▶ **Input data**

______________________________

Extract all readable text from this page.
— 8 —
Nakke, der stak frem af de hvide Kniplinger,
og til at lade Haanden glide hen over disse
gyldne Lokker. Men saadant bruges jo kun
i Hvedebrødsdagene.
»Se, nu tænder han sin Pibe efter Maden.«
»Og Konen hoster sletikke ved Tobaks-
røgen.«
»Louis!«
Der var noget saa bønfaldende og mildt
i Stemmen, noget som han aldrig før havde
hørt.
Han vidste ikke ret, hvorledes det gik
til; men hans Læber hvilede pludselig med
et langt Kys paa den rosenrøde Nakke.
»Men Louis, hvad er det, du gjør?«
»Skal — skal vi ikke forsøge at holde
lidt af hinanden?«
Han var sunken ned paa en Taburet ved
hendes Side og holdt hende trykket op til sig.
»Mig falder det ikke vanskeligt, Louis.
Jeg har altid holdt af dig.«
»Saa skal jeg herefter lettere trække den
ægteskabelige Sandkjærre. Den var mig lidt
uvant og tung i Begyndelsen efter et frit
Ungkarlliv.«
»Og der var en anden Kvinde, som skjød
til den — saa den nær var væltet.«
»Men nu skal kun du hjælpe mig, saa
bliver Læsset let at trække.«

______________________________

▶ **Requirements**
Copy every record exactly, with nothing added or dropped.

▶ **Output for this task**
Extract all readable text from this page.
— 8 —
Nakke, der stak frem af de hvide Kniplinger,
og til at lade Haanden glide hen over disse
gyldne Lokker. Men saadant bruges jo kun
i Hvedebrødsdagene.
»Se, nu tænder han sin Pibe efter Maden.«
»Og Konen hoster sletikke ved Tobaks-
røgen.«
»Louis!«
Der var noget saa bønfaldende og mildt
i Stemmen, noget som han aldrig før havde
hørt.
Han vidste ikke ret, hvorledes det gik
til; men hans Læber hvilede pludselig med
et langt Kys paa den rosenrøde Nakke.
»Men Louis, hvad er det, du gjør?«
»Skal — skal vi ikke forsøge at holde
lidt af hinanden?«
Han var sunken ned paa en Taburet ved
hendes Side og holdt hende trykket op til sig.
»Mig falder det ikke vanskeligt, Louis.
Jeg har altid holdt af dig.«
»Saa skal jeg herefter lettere trække den
ægteskabelige Sandkjærre. Den var mig lidt
uvant og tung i Begyndelsen efter et frit
Ungkarlliv.«
»Og der var en anden Kvinde, som skjød
til den — saa den nær var væltet.«
»Men nu skal kun du hjælpe mig, saa
bliver Læsset let at trække.«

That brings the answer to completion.